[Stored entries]
--- BEGIN ---

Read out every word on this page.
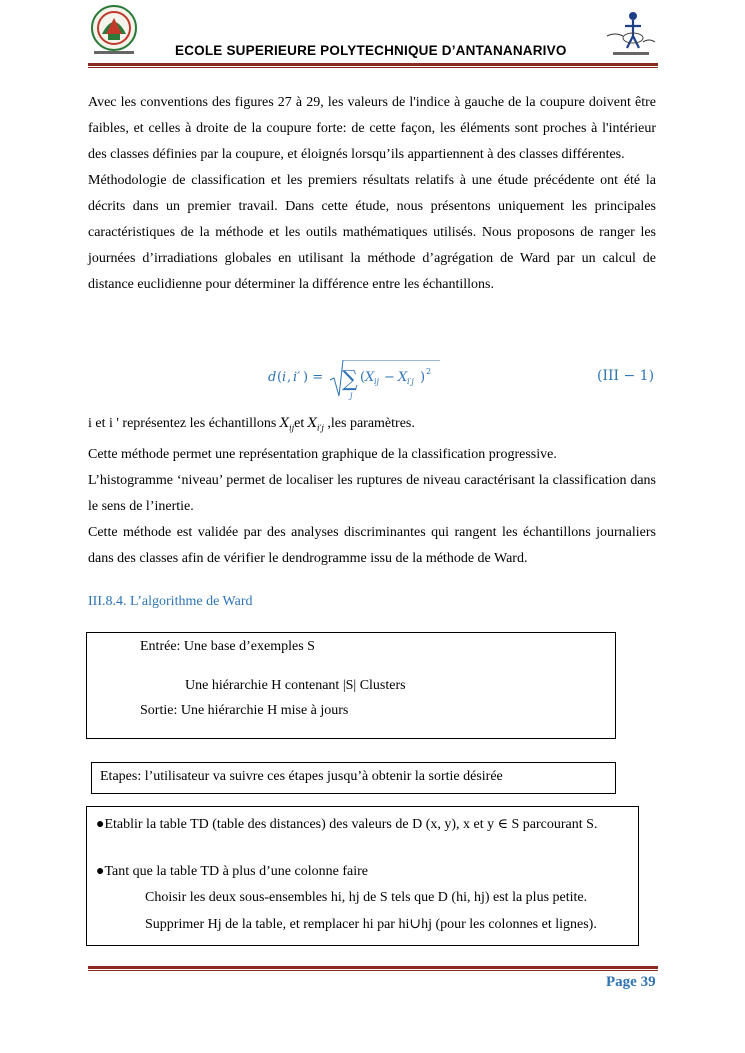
ECOLE SUPERIEURE POLYTECHNIQUE D’ANTANANARIVO

Avec les conventions des figures 27 à 29, les valeurs de l'indice à gauche de la coupure doivent être faibles, et celles à droite de la coupure forte: de cette façon, les éléments sont proches à l'intérieur des classes définies par la coupure, et éloignés lorsqu’ils appartiennent à des classes différentes.

Méthodologie de classification et les premiers résultats relatifs à une étude précédente ont été la décrits dans un premier travail. Dans cette étude, nous présentons uniquement les principales caractéristiques de la méthode et les outils mathématiques utilisés. Nous proposons de ranger les journées d’irradiations globales en utilisant la méthode d’agrégation de Ward par un calcul de distance euclidienne pour déterminer la différence entre les échantillons.

d ( i , i′ ) = ∑
j
( X ij − X i′j ) 2	(III − 1)

i et i ' représentez les échantillons $X_{ij}et$ $X_{i'j}$ ,les paramètres.

Cette méthode permet une représentation graphique de la classification progressive.

L’histogramme ‘niveau’ permet de localiser les ruptures de niveau caractérisant la classification dans le sens de l’inertie.

Cette méthode est validée par des analyses discriminantes qui rangent les échantillons journaliers dans des classes afin de vérifier le dendrogramme issu de la méthode de Ward.

III.8.4. L’algorithme de Ward
Entrée: Une base d’exemples S
Une hiérarchie H contenant |S| Clusters
Sortie: Une hiérarchie H mise à jours
Etapes: l’utilisateur va suivre ces étapes jusqu’à obtenir la sortie désirée
●Etablir la table TD (table des distances) des valeurs de D (x, y), x et y ∈ S parcourant S.
●Tant que la table TD à plus d’une colonne faire
Choisir les deux sous-ensembles hi, hj de S tels que D (hi, hj) est la plus petite.
Supprimer Hj de la table, et remplacer hi par hi∪hj (pour les colonnes et lignes).
Page 39
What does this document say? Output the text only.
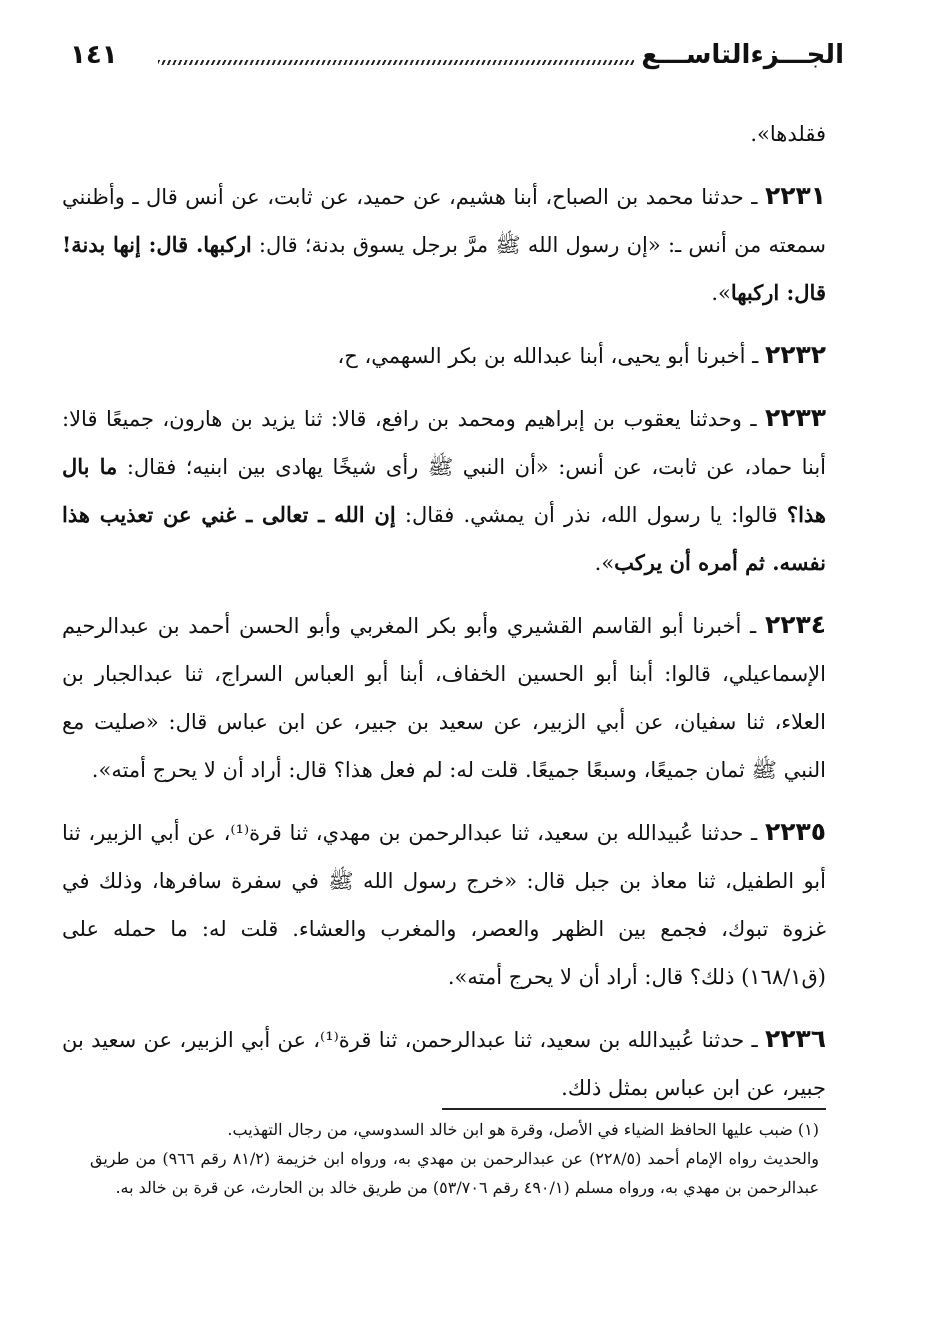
١٤١	الجـــزءالتاســـع

فقلدها».

٢٢٣١ ـ حدثنا محمد بن الصباح، أبنا هشيم، عن حميد، عن ثابت، عن أنس قال ـ وأظنني سمعته من أنس ـ: «إن رسول الله ﷺ مرَّ برجل يسوق بدنة؛ قال: اركبها. قال: إنها بدنة! قال: اركبها».

٢٢٣٢ ـ أخبرنا أبو يحيى، أبنا عبدالله بن بكر السهمي، ح،

٢٢٣٣ ـ وحدثنا يعقوب بن إبراهيم ومحمد بن رافع، قالا: ثنا يزيد بن هارون، جميعًا قالا: أبنا حماد، عن ثابت، عن أنس: «أن النبي ﷺ رأى شيخًا يهادى بين ابنيه؛ فقال: ما بال هذا؟ قالوا: يا رسول الله، نذر أن يمشي. فقال: إن الله ـ تعالى ـ غني عن تعذيب هذا نفسه. ثم أمره أن يركب».

٢٢٣٤ ـ أخبرنا أبو القاسم القشيري وأبو بكر المغربي وأبو الحسن أحمد بن عبدالرحيم الإسماعيلي، قالوا: أبنا أبو الحسين الخفاف، أبنا أبو العباس السراج، ثنا عبدالجبار بن العلاء، ثنا سفيان، عن أبي الزبير، عن سعيد بن جبير، عن ابن عباس قال: «صليت مع النبي ﷺ ثمان جميعًا، وسبعًا جميعًا. قلت له: لم فعل هذا؟ قال: أراد أن لا يحرج أمته».

٢٢٣٥ ـ حدثنا عُبيدالله بن سعيد، ثنا عبدالرحمن بن مهدي، ثنا قرة⁽¹⁾، عن أبي الزبير، ثنا أبو الطفيل، ثنا معاذ بن جبل قال: «خرج رسول الله ﷺ في سفرة سافرها، وذلك في غزوة تبوك، فجمع بين الظهر والعصر، والمغرب والعشاء. قلت له: ما حمله على (ق١٦٨/١) ذلك؟ قال: أراد أن لا يحرج أمته».

٢٢٣٦ ـ حدثنا عُبيدالله بن سعيد، ثنا عبدالرحمن، ثنا قرة⁽¹⁾، عن أبي الزبير، عن سعيد بن جبير، عن ابن عباس بمثل ذلك.

(١) ضبب عليها الحافظ الضياء في الأصل، وقرة هو ابن خالد السدوسي، من رجال التهذيب.

والحديث رواه الإمام أحمد (٢٢٨/٥) عن عبدالرحمن بن مهدي به، ورواه ابن خزيمة (٨١/٢ رقم ٩٦٦) من طريق عبدالرحمن بن مهدي به، ورواه مسلم (٤٩٠/١ رقم ٥٣/٧٠٦) من طريق خالد بن الحارث، عن قرة بن خالد به.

--- END ---

SET PROBLEM:
How many lines of the listing include the string "permet"? Answer with the number alone.

THE SOLUTION:
2